-- Start Provided records --

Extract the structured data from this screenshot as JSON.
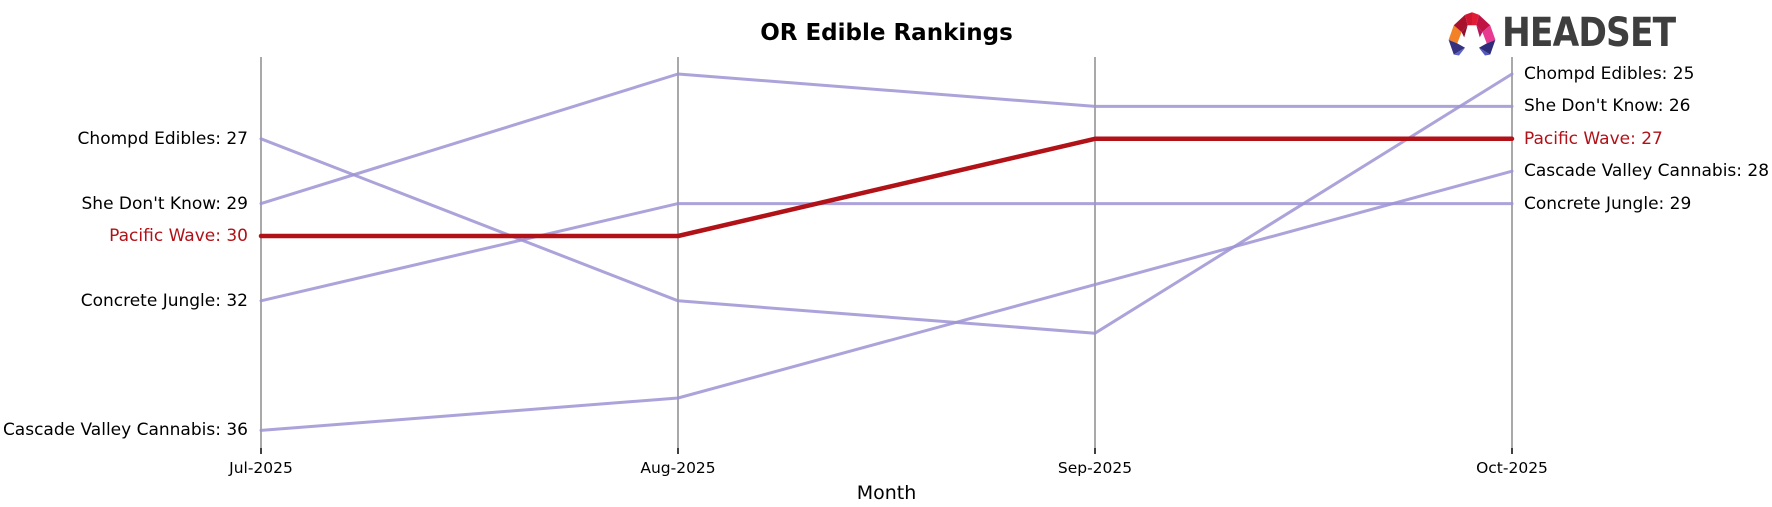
{
  "title": "OR Edible Rankings",
  "logo": {
    "text": "HEADSET"
  },
  "colors": {
    "line_purple": "#9e93d3",
    "line_red": "#b11218",
    "highlight_label_red": "#b11218",
    "axis_gray": "#a9a9a9",
    "tick_black": "#000000",
    "text_black": "#000000",
    "logo_text_gray": "#3e3e3e"
  },
  "chart_data": {
    "type": "line",
    "subtype": "bump-ranking-chart",
    "title": "OR Edible Rankings",
    "xlabel": "Month",
    "ylabel": "",
    "x": [
      "Jul-2025",
      "Aug-2025",
      "Sep-2025",
      "Oct-2025"
    ],
    "y_axis": "rank (lower number = higher position, rank 25 at top, 36 at bottom)",
    "grid": "vertical month gridlines only",
    "legend": "inline start/end labels, format {name}: {rank}",
    "series": [
      {
        "name": "Chompd Edibles",
        "values": [
          27,
          32,
          33,
          25
        ],
        "color": "#9e93d3",
        "highlight": false,
        "start_label": "Chompd Edibles: 27",
        "end_label": "Chompd Edibles: 25"
      },
      {
        "name": "She Don't Know",
        "values": [
          29,
          25,
          26,
          26
        ],
        "color": "#9e93d3",
        "highlight": false,
        "start_label": "She Don't Know: 29",
        "end_label": "She Don't Know: 26"
      },
      {
        "name": "Pacific Wave",
        "values": [
          30,
          30,
          27,
          27
        ],
        "color": "#b11218",
        "highlight": true,
        "start_label": "Pacific Wave: 30",
        "end_label": "Pacific Wave: 27"
      },
      {
        "name": "Concrete Jungle",
        "values": [
          32,
          29,
          29,
          29
        ],
        "color": "#9e93d3",
        "highlight": false,
        "start_label": "Concrete Jungle: 32",
        "end_label": "Concrete Jungle: 29"
      },
      {
        "name": "Cascade Valley Cannabis",
        "values": [
          36,
          35,
          31.5,
          28
        ],
        "color": "#9e93d3",
        "highlight": false,
        "start_label": "Cascade Valley Cannabis: 36",
        "end_label": "Cascade Valley Cannabis: 28"
      }
    ]
  }
}
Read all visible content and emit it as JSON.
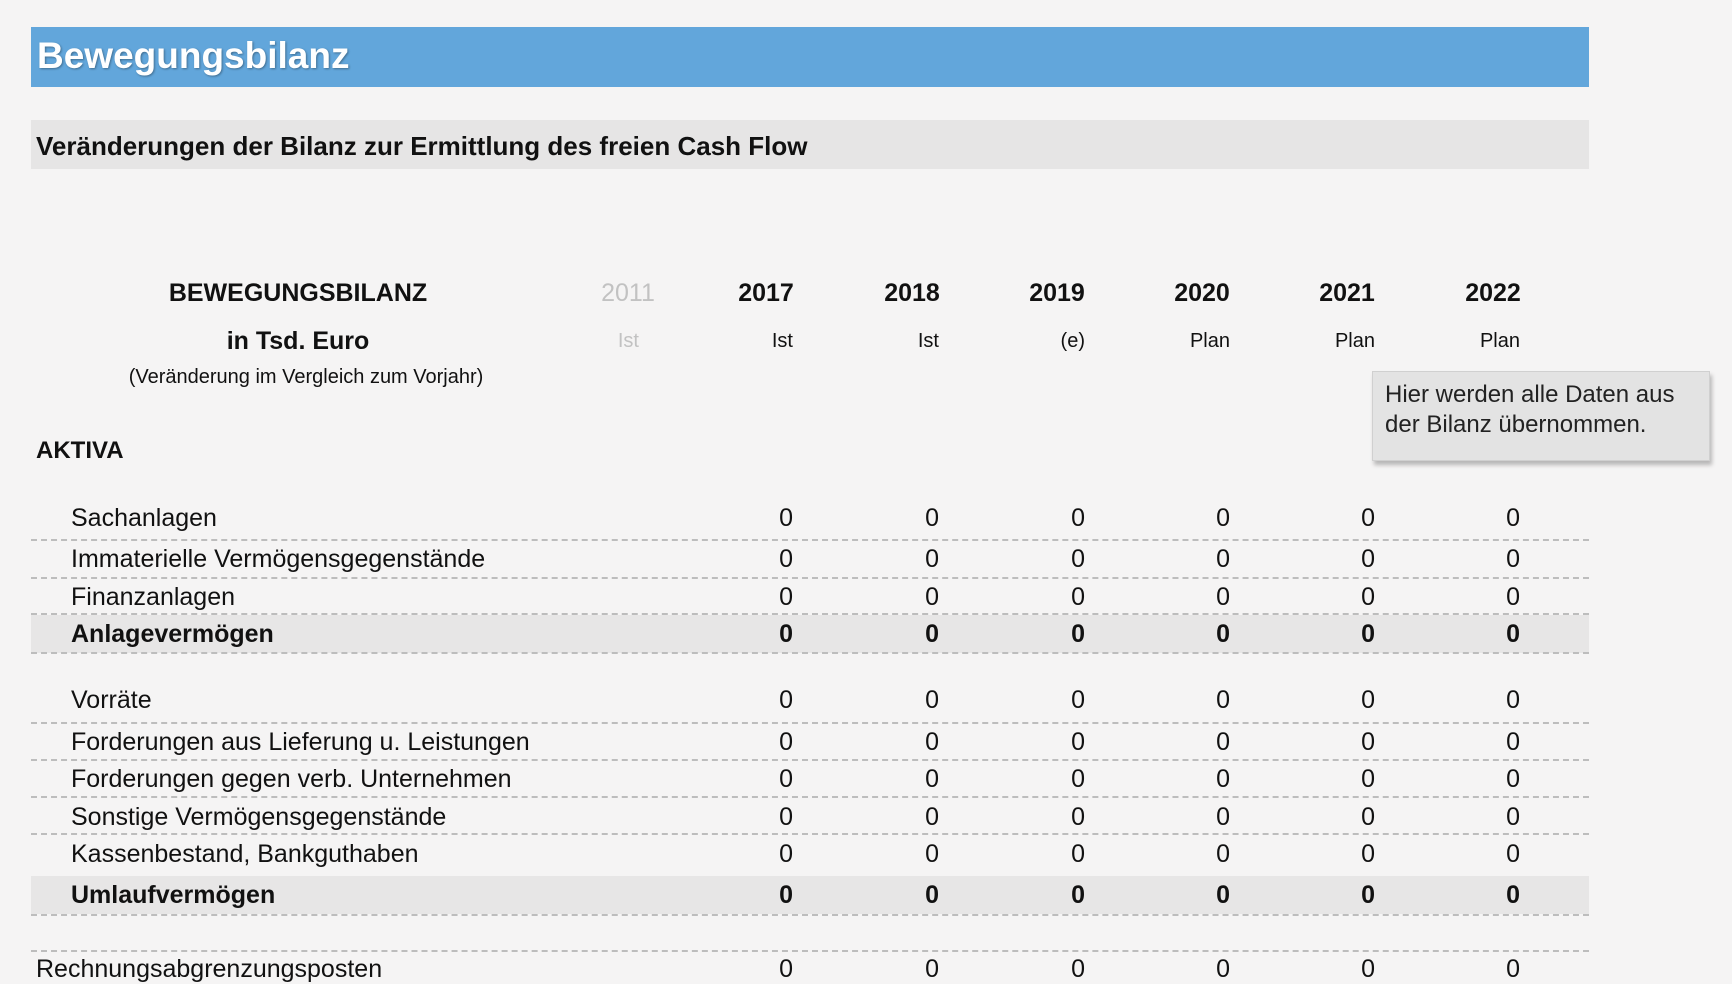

-- End Provided records --

__Challenge__
Pick out, from the lines above, every one that contains the string "Cascade".

__Response below__
        "name": "Cascade Valley Cannabis",
        "start_label": "Cascade Valley Cannabis: 36",
        "end_label": "Cascade Valley Cannabis: 28"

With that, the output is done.